[Collected data entries]
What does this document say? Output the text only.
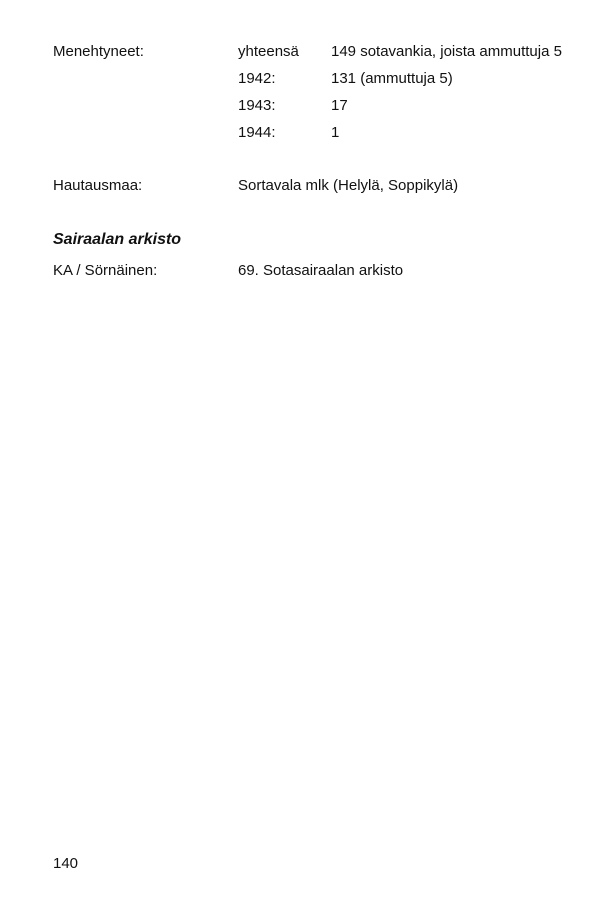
Menehtyneet:	yhteensä 149 sotavankia, joista ammuttuja 5
1942:	131 (ammuttuja 5)
1943:	17
1944:	1
Hautausmaa:	Sortavala mlk (Helylä, Soppikylä)
Sairaalan arkisto
KA / Sörnäinen:	69. Sotasairaalan arkisto
140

• _Task details_
Quote all of the entries word for word, omitting any pictures.

• _Solution to this problem_
What does this document say? Output the text only.
Menehtyneet:	yhteensä 149 sotavankia, joista ammuttuja 5
1942:	131 (ammuttuja 5)
1943:	17
1944:	1
Hautausmaa:	Sortavala mlk (Helylä, Soppikylä)
Sairaalan arkisto
KA / Sörnäinen:	69. Sotasairaalan arkisto
140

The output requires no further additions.